- ПОСТАВЛЕННАЯ ЗАДАЧА A -
Выпишите без изменений фрагмент текста о шелковой торговле при Юстиниане: всё от слов «Но в тот год, когда» вниз до слов «сравнительно дешевый шелк-сырец.» включительно.
- ПОСТАВЛЕННАЯ ЗАДАЧА B -
Перечислите всех людей, которые названы по имени в тексте о шелковой торговле при Юстиниане. Каждого укажите один раз.

- ИСХОДНЫЙ ДОКУМЕНТ -
-*-*-

Внимание Юстиниана к торговым интересам империи в этом районе мира не привело к значительному оживлению торговли во время его правления. Связи с Туркестаном укрепились только при Юстине II. Но косвенным результатом интереса Юстиниана к торговле явилось распространение римской торговли на просторах, занятых пастушескими народами степей к северу от Черного моря, и проникновение в эти страны римского влияния и римских идей. Диким народам стали знакомы многие новые для них понятия и предметы: дороги, средства связи и географические знания. То были провозвестники громадных изменений, совершенно преобразивших Восточную Европу в течение нескольких следующих столетий.

Но до тех пор, пока персидская монополия на торговлю шелком оставалась в неприкосновенности, промышленность и торговля империи постепенно приходили в упадок. Связь между этими двумя предметами заслуживает особого упоминания. Беспокойство Хосру по поводу политических результатов итальянской кампании заставило его в 540 году возобновить войну с Юстинианом. Закрытие персидской границы, последовавшее за объявлением войны, привело к резкому повышению цен на шелк-сырец. По указу императора была фиксирована цена, по которой шелк отпускали частным лицам, на максимально высоком уровне. Но поскольку он не мог контролировать цену сырца, то прибыль упала, шелк исчез с рынка, его производство было парализовано. Секретарь общественного казначейства Петр Барсим отчасти спас положение, взяв под государственный контроль часть разорившихся производств. Теперь это были правительственные шелковые мануфактуры. Таким образом, Петр преобразовал шелковую промышленность в государственную монополию. Эта мера помогла сохранить рабочие места и обеспечить людей куском хлеба.

Но в тот год, когда Леутар и Букцелин вторглись в Италию, был сделан прорыв исторической важности. Два монаха из Хотана[56] предприняли попытку культивирования тутового шелкопряда и провели опыт выращивания его на римской почве. Они сумели выполнить свою задачу, так как их всячески поддержало имперское казначейство. Яйца шелкопряда были контрабандой вывезены из Китая запечатанными в полом сосуде; за червями ухаживали согласно общепринятой методике, и в Сирии было налажено производство собственного шелка.

Так начались поставки собственного шелка-сырца. Правда, этих поставок было недостаточно для потребностей шелкопрядильной промышленности Римской империи. Хотя до масштабного производства шелка должно было пройти еще много лет, уже тогда стало ясно, что с течением времени персидской монополии на шелк придет конец и на Западе появится сравнительно дешевый шелк-сырец.

VI

Среди прочего Феодора оставила после себя одно важное убеждение — империи необходимо добровольное религиозное объединение. Юстиниан продолжал работать в этом направлении и после смерти Феодоры, словно чувствовал, что так он сможет воздать должное уважение ее памяти. В тот год, когда в империи появился шелковичный червь, состоялся второй Константинопольский собор, который считают пятым экуменическим собором.

-*-*-

(Сохранённые записи данных)
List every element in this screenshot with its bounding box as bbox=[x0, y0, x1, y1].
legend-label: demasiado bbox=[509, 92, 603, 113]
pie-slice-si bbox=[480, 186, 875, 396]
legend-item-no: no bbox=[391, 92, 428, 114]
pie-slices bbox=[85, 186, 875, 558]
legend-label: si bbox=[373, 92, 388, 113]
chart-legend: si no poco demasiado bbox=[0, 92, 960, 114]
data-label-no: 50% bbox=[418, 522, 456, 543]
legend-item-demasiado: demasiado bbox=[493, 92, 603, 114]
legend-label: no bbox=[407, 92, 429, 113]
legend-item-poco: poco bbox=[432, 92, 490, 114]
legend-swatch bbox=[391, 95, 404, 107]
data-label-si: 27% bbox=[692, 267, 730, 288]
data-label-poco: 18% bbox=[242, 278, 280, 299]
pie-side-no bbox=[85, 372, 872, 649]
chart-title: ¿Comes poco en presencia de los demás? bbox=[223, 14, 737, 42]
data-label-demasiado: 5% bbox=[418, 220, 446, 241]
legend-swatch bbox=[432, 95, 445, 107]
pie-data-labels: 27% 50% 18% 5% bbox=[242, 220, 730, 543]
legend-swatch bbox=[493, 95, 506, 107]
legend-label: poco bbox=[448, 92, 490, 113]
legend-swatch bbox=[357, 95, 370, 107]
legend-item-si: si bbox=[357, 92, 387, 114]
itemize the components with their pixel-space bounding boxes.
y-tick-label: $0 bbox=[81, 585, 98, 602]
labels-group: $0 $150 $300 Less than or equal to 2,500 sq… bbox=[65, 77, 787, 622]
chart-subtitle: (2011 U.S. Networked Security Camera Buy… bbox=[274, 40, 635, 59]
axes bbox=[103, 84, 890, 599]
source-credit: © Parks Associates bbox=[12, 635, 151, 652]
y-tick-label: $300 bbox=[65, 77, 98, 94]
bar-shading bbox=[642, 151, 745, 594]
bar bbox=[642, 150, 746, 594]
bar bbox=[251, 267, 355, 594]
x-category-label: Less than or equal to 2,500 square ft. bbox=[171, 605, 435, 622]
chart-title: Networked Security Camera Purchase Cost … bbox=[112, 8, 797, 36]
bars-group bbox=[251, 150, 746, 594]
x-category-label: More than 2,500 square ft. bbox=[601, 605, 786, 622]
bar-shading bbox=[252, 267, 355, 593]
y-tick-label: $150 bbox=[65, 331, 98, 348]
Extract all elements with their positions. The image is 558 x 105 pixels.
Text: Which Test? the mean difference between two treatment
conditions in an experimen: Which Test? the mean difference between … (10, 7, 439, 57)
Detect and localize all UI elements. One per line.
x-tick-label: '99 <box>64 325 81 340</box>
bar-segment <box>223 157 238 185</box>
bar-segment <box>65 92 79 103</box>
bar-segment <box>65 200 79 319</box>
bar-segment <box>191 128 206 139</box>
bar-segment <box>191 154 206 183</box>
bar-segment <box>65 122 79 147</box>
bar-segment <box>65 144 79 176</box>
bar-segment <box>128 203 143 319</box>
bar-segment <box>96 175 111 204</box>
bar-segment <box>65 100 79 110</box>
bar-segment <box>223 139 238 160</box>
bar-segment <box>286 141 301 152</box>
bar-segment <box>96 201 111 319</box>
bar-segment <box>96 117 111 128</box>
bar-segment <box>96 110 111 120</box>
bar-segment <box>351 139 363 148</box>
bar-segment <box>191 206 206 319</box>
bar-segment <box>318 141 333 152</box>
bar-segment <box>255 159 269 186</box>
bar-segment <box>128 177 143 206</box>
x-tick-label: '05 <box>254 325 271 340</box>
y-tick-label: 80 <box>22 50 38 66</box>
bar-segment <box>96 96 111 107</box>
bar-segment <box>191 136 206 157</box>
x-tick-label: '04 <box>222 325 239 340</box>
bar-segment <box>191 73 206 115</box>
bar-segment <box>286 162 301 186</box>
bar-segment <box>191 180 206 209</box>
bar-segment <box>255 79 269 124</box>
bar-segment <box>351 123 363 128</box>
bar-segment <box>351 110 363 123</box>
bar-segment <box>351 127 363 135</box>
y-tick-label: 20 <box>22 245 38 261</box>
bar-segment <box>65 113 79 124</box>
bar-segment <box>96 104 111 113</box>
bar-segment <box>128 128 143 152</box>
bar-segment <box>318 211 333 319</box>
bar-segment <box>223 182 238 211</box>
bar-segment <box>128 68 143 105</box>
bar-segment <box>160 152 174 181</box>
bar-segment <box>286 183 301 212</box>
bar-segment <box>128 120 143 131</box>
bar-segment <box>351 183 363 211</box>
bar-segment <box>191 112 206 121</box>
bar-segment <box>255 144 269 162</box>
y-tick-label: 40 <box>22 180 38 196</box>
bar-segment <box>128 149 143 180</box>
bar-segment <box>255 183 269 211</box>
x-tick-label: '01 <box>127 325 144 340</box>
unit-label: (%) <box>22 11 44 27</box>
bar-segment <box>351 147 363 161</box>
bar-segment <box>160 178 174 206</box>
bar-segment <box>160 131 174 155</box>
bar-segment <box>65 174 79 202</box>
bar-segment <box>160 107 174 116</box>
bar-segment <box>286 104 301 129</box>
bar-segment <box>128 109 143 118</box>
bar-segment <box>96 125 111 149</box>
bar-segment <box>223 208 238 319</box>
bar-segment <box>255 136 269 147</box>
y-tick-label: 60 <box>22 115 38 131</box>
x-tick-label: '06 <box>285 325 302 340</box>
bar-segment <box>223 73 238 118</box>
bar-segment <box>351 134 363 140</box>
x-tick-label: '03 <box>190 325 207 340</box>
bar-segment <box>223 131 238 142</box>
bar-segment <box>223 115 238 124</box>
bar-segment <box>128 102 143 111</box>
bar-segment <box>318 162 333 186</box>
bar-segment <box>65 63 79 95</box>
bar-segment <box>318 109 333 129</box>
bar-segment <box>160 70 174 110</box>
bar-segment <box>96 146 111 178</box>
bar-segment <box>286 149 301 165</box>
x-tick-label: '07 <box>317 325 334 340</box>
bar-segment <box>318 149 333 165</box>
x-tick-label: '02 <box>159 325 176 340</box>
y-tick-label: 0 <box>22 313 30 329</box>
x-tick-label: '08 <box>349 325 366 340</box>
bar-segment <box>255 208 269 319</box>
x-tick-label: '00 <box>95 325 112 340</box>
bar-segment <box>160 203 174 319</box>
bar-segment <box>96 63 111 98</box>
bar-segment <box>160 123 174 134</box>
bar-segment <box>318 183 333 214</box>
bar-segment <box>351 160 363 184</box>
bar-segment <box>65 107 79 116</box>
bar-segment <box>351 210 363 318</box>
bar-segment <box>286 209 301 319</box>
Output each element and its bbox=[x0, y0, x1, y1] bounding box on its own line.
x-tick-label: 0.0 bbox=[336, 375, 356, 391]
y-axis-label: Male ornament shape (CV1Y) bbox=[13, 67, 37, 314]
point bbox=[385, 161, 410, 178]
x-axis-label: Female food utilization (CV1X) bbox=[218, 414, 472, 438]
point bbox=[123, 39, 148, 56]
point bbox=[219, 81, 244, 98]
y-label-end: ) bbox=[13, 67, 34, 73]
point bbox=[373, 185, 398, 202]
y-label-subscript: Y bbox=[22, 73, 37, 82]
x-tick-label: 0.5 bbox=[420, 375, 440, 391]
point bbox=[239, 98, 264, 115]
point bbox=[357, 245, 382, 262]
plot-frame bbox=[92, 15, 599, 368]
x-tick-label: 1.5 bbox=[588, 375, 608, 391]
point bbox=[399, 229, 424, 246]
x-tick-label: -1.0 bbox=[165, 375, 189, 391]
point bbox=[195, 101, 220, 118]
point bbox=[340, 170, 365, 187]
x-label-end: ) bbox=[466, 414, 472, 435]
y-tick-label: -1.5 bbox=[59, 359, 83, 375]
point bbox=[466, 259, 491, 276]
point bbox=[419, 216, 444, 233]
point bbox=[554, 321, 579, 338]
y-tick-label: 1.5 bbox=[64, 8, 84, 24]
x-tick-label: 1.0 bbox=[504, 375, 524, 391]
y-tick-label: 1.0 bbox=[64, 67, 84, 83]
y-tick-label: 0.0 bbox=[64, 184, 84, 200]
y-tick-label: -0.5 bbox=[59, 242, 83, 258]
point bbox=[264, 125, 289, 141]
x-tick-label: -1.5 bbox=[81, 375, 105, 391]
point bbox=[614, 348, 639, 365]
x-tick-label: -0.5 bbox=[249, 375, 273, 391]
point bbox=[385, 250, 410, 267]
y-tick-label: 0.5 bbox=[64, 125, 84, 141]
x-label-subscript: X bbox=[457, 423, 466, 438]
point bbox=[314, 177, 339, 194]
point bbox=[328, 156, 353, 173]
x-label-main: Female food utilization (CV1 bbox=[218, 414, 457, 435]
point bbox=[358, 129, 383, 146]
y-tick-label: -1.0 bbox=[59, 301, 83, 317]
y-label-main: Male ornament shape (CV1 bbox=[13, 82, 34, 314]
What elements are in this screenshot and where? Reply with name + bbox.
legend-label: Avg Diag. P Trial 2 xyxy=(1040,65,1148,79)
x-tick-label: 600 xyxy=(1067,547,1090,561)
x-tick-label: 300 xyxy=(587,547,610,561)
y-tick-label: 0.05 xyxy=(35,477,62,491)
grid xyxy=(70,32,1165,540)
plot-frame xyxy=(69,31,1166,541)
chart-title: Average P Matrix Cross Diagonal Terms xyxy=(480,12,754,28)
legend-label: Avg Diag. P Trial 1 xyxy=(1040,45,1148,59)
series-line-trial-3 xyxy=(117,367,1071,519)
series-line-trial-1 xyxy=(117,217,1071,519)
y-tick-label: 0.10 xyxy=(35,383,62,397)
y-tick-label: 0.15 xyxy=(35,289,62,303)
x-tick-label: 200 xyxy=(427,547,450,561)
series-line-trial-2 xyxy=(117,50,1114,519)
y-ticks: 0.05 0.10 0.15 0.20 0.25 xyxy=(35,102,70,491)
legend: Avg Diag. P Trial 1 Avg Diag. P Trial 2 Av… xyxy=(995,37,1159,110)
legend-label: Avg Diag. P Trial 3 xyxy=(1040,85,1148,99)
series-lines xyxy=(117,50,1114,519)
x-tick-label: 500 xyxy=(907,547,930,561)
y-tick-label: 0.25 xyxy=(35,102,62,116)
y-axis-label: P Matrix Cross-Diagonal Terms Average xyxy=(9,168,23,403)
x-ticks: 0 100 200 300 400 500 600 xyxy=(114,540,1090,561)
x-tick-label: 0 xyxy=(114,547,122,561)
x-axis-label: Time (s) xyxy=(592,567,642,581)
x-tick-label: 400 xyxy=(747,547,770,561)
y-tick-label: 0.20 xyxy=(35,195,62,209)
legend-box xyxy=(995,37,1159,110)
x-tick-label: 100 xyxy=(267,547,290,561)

-*-*-

- ОТВЕТ НА ЗАДАЧУ A -
Но в тот год, когда Леутар и Букцелин вторглись в Италию, был сделан прорыв исторической важности. Два монаха из Хотана[56] предприняли попытку культивирования тутового шелкопряда и провели опыт выращивания его на римской почве. Они сумели выполнить свою задачу, так как их всячески поддержало имперское казначейство. Яйца шелкопряда были контрабандой вывезены из Китая запечатанными в полом сосуде; за червями ухаживали согласно общепринятой методике, и в Сирии было налажено производство собственного шелка.

Так начались поставки собственного шелка-сырца. Правда, этих поставок было недостаточно для потребностей шелкопрядильной промышленности Римской империи. Хотя до масштабного производства шелка должно было пройти еще много лет, уже тогда стало ясно, что с течением времени персидской монополии на шелк придет конец и на Западе появится сравнительно дешевый шелк-сырец.

- ОТВЕТ НА ЗАДАЧУ B -
Юстиниан
Юстин II
Хосру
Петр Барсим
Леутар
Букцелин
Феодора